§ Given instruction: Comb the records below for the string "data" and copy each line where it turns up.

§ Exercise material:
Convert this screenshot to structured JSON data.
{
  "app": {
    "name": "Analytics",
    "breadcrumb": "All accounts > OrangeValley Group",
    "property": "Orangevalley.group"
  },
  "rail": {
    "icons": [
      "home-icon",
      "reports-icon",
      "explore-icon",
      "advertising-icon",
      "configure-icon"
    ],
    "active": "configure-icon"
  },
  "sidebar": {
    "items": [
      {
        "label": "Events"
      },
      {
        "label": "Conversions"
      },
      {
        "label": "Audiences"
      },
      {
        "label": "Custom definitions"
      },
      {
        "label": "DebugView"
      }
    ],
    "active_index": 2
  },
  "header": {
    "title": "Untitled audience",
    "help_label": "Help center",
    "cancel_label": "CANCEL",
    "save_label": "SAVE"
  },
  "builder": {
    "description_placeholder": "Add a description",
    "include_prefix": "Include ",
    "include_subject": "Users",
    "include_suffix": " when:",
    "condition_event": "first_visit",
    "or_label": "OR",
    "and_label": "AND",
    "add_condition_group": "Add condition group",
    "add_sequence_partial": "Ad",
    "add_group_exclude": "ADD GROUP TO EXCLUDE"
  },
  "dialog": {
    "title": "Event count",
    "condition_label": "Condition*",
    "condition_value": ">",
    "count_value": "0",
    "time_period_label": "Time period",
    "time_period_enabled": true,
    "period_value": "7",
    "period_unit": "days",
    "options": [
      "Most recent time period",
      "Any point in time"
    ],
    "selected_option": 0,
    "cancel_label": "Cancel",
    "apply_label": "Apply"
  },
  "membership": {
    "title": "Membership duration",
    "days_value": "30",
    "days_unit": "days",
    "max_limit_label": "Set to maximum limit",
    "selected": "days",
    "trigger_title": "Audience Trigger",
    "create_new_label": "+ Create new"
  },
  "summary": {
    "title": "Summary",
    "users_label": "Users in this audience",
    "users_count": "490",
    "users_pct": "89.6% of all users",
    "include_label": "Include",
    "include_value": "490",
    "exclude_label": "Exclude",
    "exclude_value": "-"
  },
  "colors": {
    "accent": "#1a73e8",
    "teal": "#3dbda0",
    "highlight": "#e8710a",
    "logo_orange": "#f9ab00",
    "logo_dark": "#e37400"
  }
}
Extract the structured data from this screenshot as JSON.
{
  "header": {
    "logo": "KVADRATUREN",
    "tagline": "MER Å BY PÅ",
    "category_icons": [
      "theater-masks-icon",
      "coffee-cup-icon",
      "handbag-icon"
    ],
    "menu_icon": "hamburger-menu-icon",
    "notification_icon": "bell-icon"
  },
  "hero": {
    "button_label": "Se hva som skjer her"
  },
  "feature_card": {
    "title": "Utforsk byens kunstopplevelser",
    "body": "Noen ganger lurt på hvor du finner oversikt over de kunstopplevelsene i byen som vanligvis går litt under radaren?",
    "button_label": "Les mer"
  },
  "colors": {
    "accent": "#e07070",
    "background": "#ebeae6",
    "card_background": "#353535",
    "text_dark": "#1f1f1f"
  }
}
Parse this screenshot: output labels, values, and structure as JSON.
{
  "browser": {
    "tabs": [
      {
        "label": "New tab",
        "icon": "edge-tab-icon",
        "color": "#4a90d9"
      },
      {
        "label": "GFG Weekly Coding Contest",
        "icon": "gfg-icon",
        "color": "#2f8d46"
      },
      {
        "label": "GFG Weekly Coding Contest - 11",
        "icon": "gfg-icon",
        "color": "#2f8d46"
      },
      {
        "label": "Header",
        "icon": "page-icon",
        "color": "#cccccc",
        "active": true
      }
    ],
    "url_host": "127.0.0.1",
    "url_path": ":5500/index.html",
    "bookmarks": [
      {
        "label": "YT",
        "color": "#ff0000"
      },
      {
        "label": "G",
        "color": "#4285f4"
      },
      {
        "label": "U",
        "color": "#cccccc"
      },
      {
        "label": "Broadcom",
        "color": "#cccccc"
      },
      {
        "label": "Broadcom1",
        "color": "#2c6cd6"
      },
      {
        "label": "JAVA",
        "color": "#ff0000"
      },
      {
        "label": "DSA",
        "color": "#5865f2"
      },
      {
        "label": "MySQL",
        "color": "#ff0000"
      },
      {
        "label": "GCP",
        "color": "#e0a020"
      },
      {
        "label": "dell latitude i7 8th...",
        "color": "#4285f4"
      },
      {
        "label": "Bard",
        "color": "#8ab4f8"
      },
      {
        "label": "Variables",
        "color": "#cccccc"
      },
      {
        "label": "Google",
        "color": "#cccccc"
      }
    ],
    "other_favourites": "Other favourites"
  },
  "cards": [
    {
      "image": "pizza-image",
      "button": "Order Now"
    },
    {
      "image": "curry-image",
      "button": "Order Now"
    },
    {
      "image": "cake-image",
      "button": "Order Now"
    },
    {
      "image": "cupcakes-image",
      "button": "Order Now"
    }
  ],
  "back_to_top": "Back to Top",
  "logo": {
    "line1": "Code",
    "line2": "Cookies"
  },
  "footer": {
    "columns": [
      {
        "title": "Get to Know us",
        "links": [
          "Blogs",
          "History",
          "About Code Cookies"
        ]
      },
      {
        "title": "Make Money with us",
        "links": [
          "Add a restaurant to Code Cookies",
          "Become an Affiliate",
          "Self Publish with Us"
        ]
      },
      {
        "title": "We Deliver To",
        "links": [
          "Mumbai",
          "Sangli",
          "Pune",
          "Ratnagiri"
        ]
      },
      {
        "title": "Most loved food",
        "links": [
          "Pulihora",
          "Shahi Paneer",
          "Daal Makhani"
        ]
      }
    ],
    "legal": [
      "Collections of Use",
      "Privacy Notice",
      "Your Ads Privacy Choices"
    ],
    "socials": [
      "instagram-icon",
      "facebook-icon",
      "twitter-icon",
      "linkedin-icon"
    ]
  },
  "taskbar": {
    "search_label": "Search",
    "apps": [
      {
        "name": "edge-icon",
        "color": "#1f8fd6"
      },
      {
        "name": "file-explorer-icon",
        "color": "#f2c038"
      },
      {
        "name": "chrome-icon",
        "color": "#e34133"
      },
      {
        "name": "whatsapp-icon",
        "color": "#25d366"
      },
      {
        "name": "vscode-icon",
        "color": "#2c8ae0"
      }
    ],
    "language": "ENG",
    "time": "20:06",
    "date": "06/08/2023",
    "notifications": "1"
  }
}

§ Exercise output:
Convert this screenshot to structured JSON data.
Extract the structured data from this screenshot as JSON.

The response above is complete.